* _Task material_:
------------------------------------

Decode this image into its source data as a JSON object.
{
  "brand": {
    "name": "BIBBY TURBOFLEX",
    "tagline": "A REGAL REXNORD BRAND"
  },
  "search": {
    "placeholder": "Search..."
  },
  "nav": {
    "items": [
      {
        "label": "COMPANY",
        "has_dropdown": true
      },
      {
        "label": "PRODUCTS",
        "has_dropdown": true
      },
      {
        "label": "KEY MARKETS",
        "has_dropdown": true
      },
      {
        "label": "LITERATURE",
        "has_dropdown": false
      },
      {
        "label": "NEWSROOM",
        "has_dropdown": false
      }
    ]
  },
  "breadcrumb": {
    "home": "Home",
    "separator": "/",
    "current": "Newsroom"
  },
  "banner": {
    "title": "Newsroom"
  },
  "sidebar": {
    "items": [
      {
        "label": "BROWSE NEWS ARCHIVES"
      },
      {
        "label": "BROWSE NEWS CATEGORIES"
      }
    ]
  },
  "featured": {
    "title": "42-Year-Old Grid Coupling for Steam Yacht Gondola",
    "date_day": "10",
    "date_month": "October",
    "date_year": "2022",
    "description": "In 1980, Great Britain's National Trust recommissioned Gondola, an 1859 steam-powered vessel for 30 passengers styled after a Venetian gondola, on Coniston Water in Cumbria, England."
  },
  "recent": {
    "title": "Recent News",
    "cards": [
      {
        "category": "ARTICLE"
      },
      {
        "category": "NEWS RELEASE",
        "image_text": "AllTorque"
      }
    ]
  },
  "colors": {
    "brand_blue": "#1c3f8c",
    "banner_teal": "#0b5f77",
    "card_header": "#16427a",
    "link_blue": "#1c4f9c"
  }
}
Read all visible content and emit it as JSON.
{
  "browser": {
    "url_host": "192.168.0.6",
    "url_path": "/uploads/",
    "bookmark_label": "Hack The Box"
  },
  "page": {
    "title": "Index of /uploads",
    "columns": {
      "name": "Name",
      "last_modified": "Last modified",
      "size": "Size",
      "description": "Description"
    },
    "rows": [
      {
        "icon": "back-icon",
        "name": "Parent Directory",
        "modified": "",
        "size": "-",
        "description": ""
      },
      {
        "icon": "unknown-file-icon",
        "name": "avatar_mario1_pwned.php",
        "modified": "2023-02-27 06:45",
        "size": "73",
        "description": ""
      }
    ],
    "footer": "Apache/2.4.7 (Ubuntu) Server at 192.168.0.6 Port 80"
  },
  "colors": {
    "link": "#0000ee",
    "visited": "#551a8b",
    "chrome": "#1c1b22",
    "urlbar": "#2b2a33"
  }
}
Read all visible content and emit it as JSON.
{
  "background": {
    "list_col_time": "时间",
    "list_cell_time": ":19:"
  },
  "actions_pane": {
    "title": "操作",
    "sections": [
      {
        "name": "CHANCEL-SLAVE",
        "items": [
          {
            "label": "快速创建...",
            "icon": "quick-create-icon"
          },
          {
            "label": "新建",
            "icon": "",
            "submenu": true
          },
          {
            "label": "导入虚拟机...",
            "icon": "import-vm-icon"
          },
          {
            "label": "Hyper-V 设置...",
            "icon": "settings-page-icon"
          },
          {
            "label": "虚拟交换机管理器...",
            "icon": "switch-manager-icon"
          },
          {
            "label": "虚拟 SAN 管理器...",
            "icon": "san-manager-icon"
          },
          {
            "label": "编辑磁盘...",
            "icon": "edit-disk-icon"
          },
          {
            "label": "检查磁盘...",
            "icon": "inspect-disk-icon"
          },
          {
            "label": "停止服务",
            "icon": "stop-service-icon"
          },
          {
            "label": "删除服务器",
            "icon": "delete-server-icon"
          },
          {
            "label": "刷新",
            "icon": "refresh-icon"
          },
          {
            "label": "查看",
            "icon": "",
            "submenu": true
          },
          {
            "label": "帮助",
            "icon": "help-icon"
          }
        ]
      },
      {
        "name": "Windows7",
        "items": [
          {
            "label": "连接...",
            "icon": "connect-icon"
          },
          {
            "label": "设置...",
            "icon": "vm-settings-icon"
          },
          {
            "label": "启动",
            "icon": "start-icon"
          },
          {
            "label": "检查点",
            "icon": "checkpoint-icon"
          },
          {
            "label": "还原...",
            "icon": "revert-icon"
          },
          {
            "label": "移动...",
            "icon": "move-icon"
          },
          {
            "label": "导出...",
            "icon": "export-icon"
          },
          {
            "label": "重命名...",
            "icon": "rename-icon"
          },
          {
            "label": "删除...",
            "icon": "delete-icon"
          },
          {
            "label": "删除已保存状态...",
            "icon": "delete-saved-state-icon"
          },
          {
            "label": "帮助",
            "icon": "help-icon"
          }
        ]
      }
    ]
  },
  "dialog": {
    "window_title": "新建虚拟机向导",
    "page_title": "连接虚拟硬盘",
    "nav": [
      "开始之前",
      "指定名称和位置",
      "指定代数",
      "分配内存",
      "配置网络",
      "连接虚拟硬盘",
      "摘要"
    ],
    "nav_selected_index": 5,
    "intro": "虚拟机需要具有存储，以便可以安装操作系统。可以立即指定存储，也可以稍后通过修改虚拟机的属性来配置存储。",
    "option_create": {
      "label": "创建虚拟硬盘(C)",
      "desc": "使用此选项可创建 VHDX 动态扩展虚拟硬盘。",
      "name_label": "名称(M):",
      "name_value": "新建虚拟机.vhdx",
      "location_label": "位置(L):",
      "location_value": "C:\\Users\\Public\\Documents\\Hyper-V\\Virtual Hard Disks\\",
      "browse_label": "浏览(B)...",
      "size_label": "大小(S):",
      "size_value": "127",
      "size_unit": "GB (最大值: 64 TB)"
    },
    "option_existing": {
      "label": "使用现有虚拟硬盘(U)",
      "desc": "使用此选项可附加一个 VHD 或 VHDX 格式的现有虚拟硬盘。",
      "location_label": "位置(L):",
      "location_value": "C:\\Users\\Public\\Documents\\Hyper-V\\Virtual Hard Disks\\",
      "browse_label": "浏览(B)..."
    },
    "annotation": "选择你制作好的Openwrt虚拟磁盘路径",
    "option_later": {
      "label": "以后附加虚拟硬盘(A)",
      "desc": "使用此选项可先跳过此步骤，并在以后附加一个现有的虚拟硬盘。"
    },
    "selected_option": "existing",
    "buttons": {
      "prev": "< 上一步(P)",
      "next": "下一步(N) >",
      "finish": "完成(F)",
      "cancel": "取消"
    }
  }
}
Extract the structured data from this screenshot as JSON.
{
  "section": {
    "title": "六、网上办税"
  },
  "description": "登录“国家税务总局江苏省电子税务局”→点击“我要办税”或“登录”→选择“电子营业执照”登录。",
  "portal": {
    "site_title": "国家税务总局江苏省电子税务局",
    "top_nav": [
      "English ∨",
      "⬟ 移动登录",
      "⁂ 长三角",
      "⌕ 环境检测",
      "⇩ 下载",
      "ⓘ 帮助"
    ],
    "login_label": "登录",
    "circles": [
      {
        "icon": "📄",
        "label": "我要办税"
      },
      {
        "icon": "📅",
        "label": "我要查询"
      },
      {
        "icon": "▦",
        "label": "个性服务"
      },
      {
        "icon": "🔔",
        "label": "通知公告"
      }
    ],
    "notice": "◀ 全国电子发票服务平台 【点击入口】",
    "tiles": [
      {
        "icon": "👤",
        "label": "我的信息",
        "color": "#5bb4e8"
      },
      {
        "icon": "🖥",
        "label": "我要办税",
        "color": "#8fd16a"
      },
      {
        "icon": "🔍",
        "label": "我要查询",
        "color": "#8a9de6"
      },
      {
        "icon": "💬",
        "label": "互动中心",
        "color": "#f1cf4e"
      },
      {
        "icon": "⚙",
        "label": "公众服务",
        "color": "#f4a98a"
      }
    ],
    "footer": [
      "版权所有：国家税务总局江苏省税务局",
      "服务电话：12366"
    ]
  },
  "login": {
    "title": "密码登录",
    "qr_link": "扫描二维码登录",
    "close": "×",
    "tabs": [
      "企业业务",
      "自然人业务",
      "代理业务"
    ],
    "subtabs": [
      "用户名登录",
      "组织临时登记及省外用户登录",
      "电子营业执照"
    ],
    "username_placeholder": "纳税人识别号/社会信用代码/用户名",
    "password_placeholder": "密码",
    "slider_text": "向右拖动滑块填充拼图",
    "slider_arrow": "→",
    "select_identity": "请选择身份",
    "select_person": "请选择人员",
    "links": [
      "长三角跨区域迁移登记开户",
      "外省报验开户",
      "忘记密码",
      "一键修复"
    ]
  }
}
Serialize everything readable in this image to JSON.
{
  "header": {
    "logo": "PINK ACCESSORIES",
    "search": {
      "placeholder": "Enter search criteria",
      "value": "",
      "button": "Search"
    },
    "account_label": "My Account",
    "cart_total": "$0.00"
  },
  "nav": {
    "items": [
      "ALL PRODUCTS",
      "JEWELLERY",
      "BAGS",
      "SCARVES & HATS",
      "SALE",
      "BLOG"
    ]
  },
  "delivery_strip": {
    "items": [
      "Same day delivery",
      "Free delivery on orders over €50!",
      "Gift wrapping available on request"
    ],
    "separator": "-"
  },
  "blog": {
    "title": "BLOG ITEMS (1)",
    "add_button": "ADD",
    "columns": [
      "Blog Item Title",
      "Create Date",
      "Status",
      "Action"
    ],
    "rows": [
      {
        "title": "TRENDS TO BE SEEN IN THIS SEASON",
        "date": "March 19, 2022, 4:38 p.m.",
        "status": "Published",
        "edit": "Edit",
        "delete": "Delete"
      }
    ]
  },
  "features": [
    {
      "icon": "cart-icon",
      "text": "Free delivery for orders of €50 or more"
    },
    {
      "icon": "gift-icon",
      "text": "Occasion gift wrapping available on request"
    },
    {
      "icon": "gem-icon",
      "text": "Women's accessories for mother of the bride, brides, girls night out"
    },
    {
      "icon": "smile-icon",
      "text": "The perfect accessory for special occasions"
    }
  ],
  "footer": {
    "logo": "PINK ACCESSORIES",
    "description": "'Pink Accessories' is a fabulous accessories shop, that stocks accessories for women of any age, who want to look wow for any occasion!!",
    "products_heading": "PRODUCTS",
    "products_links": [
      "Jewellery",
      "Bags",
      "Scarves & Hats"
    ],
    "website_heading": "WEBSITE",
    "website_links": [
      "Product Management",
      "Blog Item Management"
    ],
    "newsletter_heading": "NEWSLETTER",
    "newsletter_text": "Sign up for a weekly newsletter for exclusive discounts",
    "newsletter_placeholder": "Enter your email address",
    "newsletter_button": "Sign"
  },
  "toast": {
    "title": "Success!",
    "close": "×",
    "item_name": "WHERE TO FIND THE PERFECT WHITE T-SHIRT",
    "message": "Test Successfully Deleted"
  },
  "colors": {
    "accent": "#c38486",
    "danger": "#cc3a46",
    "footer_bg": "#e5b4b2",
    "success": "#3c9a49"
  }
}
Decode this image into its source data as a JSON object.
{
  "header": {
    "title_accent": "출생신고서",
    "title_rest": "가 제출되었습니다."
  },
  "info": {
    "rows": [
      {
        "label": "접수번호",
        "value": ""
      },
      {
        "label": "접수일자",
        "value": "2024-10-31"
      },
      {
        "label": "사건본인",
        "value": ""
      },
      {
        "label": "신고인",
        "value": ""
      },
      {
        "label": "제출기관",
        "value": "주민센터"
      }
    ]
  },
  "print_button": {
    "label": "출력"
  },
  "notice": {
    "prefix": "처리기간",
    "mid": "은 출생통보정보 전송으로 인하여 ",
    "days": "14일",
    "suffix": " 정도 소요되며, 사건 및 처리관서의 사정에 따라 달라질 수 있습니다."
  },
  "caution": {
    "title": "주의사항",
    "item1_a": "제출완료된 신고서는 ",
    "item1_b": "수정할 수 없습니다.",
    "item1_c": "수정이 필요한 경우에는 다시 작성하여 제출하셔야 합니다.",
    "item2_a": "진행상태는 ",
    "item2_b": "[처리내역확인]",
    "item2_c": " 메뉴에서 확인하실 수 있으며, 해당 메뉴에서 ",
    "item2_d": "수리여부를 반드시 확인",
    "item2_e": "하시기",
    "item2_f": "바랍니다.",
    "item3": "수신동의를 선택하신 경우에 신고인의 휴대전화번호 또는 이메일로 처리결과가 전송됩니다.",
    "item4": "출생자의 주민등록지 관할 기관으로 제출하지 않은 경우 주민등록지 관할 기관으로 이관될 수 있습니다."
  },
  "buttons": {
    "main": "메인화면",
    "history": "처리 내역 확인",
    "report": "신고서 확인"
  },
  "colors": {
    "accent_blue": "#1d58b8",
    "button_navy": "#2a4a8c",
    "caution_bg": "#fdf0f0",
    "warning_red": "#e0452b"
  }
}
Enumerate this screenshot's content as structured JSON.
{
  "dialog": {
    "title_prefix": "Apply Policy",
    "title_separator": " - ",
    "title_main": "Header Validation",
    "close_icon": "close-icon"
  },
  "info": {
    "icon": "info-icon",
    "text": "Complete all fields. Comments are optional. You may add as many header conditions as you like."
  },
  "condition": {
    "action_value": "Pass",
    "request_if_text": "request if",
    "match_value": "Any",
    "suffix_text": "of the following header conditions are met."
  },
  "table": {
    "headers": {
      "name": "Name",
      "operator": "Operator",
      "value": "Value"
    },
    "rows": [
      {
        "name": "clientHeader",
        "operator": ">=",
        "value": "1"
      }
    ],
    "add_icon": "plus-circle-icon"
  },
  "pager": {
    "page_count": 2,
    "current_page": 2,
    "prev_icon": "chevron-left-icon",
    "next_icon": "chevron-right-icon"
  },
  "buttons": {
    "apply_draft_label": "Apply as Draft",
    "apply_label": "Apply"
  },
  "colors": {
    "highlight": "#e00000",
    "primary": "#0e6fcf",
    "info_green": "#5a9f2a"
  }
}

------------------------------------

* _Work to do_:
Looking at the records above, work out how many lines include the string "国家税务总局江苏省电子税务局". Give the number and nothing else.

* _Written answer_:
2